_Your instructions_
Where a line of the material contains the string "ylabel", copy that line.

>> Start Input

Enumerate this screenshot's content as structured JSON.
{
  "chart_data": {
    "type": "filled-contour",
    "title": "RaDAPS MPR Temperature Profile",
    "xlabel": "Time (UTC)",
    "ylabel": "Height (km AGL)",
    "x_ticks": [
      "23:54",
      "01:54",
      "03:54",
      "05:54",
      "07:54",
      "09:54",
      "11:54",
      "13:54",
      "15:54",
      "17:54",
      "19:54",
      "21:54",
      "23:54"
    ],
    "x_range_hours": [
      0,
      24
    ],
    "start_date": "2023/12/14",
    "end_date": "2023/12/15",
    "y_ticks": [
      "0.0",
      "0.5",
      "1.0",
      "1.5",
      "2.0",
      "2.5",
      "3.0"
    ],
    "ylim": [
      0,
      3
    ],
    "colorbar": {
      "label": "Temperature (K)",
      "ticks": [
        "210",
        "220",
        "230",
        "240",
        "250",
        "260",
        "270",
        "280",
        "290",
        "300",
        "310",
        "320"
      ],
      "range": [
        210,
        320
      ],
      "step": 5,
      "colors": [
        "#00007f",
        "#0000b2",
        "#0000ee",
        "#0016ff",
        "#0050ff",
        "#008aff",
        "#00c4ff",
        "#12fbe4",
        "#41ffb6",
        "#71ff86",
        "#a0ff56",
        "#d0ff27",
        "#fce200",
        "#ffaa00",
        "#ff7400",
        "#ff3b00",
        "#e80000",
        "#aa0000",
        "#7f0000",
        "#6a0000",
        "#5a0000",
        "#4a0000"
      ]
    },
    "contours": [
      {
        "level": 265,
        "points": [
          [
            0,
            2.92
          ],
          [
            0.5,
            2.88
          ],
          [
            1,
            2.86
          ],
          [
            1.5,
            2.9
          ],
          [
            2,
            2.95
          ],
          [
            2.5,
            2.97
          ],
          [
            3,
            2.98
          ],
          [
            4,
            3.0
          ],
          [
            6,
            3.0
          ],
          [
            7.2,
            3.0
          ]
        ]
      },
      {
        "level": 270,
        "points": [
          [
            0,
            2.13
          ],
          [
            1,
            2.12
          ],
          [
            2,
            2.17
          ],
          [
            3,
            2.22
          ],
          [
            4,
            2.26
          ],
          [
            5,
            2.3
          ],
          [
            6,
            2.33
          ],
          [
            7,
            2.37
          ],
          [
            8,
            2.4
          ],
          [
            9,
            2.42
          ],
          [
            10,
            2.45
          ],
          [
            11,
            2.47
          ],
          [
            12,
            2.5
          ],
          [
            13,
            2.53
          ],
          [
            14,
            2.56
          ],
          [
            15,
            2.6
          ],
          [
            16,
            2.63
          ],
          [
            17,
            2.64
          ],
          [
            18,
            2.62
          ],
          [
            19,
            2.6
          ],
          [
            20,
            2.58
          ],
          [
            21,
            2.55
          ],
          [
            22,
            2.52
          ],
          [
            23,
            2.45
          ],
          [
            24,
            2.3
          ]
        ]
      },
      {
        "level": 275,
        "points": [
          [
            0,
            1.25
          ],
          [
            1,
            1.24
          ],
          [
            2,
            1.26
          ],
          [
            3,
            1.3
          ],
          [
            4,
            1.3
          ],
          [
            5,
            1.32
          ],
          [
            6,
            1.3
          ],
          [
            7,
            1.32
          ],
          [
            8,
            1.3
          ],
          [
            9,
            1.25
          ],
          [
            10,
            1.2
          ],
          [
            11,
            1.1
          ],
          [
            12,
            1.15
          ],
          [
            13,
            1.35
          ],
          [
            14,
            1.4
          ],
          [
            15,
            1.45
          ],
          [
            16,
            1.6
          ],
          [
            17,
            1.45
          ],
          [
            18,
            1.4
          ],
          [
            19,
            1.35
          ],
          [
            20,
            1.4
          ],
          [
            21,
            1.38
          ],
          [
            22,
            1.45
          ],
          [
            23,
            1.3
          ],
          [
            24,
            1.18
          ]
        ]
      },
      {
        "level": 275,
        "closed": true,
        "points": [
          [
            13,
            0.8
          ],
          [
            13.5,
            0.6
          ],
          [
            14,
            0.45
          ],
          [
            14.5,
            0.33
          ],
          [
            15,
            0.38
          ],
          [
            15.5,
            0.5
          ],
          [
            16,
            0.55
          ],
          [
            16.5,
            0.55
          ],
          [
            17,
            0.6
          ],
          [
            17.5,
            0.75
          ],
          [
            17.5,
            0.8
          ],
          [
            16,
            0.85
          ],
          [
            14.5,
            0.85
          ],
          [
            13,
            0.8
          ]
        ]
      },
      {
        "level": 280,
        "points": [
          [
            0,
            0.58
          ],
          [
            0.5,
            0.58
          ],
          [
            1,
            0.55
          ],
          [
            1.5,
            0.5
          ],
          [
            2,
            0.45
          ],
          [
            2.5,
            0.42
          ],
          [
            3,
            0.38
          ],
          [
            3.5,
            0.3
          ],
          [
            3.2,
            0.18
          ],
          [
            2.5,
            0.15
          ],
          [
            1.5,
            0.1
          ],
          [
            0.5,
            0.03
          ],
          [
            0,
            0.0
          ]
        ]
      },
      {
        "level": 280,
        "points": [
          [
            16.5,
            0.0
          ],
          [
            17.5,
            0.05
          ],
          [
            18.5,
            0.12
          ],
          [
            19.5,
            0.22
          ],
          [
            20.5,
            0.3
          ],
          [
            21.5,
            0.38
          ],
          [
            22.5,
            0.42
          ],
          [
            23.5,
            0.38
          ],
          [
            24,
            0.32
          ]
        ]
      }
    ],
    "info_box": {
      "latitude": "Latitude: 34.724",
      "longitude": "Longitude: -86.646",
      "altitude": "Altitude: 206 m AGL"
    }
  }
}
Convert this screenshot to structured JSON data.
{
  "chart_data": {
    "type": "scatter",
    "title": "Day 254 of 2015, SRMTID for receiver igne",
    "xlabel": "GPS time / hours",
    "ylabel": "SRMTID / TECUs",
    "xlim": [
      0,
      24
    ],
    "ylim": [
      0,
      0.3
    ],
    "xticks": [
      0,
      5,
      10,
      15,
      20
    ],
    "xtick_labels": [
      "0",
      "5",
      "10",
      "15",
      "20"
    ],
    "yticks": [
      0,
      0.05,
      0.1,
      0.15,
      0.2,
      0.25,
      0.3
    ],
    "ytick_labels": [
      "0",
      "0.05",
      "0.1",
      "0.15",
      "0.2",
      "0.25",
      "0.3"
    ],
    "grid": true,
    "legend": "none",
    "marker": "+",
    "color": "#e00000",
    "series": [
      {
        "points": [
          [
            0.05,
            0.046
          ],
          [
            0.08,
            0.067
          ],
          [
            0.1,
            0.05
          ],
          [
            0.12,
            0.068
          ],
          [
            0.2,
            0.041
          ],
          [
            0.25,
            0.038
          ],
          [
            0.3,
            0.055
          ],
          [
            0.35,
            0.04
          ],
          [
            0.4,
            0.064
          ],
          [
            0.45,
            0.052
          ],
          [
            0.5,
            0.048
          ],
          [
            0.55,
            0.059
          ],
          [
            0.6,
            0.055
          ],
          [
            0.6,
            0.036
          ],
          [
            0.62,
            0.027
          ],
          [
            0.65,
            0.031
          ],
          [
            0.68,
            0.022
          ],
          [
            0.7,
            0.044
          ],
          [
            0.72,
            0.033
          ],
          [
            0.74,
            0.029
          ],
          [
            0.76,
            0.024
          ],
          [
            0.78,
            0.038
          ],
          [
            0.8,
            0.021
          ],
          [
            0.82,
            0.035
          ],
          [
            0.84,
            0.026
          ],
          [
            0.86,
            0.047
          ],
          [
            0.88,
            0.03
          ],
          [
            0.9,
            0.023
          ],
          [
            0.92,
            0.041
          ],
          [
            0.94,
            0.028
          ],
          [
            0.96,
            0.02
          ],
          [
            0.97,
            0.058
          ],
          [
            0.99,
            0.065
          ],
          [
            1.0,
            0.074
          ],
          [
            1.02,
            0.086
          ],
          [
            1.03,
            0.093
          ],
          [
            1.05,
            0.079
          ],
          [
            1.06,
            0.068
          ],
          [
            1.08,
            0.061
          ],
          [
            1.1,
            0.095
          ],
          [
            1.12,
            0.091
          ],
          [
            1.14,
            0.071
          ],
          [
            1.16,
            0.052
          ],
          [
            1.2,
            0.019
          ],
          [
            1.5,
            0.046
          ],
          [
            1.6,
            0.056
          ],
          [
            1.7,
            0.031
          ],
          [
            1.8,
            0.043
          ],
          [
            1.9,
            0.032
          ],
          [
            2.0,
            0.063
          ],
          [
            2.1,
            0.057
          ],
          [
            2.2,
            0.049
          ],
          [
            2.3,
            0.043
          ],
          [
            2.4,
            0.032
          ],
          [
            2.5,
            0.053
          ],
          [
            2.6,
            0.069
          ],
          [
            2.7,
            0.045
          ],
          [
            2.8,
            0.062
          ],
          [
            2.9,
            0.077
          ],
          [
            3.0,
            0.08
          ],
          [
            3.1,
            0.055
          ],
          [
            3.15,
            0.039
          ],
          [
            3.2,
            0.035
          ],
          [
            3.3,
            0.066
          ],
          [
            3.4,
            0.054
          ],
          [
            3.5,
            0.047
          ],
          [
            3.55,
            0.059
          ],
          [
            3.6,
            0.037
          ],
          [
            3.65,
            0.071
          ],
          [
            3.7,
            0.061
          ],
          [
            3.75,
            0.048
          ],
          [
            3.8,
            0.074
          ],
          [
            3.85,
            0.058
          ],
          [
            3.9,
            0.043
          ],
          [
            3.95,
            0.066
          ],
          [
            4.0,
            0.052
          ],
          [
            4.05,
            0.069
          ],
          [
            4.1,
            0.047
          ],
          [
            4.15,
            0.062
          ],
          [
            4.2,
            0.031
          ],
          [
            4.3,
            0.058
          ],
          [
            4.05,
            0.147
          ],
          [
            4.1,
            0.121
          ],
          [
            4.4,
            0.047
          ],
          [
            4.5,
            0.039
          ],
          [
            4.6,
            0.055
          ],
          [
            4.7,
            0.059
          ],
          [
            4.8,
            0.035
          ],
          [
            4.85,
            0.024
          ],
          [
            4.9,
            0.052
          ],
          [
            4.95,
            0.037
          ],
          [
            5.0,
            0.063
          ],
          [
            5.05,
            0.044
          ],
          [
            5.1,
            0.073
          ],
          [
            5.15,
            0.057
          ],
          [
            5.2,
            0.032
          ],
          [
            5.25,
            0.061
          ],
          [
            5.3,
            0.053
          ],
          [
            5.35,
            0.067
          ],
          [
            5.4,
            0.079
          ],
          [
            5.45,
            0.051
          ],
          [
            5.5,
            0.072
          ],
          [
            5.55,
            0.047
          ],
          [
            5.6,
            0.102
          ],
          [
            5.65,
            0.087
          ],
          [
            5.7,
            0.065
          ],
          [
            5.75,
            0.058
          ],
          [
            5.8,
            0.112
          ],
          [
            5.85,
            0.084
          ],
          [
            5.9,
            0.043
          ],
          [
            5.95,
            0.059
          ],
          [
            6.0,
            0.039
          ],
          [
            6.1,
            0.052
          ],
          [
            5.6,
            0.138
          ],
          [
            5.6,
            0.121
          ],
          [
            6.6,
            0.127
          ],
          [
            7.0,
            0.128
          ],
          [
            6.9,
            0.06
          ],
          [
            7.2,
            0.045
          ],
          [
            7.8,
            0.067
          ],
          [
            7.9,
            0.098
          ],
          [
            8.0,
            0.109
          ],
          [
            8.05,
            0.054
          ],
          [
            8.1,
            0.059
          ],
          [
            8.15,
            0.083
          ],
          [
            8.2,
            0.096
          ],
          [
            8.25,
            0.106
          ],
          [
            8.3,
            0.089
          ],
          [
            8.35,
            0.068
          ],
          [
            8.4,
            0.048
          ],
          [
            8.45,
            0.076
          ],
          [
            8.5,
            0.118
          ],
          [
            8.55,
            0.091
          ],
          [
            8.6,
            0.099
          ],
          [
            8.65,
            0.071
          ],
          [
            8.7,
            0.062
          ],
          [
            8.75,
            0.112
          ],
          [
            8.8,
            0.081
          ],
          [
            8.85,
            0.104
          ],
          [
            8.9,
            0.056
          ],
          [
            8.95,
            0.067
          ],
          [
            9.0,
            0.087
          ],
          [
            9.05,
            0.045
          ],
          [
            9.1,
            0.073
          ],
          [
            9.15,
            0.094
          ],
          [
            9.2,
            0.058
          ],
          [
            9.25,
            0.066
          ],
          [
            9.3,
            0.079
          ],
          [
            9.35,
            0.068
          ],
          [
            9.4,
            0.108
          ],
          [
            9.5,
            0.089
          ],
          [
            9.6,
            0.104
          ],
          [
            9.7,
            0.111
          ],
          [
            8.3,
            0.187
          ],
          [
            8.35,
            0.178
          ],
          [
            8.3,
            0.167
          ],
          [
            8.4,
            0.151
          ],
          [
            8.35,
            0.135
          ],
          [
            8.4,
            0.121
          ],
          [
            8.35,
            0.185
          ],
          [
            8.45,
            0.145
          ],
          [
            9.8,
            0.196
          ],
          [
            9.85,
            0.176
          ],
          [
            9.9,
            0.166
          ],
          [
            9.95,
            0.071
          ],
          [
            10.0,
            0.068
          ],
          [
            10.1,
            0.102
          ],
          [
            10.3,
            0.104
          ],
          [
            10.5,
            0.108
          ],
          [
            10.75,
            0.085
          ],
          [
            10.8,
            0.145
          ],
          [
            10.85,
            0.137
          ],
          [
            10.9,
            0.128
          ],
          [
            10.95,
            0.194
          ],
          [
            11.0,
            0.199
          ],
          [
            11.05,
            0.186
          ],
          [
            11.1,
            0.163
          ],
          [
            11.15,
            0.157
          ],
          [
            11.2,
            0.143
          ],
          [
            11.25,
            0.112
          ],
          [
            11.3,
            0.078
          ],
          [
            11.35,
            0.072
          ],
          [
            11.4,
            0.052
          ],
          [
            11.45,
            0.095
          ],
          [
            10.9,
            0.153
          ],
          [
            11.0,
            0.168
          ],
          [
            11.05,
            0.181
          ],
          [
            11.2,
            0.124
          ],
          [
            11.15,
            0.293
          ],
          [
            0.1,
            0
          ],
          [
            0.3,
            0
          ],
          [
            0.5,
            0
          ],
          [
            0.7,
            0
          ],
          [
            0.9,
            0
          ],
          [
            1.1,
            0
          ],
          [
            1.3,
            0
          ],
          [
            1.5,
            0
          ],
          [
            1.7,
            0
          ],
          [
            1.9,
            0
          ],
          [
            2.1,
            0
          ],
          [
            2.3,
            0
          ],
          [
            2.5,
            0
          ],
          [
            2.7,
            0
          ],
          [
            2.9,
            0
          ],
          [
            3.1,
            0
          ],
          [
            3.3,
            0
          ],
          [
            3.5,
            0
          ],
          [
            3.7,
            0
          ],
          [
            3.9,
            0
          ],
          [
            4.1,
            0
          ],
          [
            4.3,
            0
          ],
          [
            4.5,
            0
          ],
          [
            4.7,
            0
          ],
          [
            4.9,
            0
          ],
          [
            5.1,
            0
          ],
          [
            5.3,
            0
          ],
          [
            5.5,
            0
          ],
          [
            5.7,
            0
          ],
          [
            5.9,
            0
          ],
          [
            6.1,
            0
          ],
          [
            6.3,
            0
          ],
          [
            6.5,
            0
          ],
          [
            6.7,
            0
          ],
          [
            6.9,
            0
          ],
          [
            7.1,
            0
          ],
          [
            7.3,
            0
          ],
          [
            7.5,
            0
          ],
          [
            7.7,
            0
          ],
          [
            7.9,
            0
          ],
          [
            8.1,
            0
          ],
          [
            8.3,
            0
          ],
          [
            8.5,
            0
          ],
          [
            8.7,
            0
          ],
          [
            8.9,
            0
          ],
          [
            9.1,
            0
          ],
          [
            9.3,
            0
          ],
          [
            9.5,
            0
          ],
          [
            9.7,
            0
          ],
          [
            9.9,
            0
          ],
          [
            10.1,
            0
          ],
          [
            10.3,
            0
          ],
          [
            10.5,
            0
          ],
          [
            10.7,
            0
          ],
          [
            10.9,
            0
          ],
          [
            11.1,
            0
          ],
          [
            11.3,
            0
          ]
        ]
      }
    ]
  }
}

>> End Input

_Answer to the problem_
    "ylabel": "Height (km AGL)",
    "ylabel": "SRMTID / TECUs",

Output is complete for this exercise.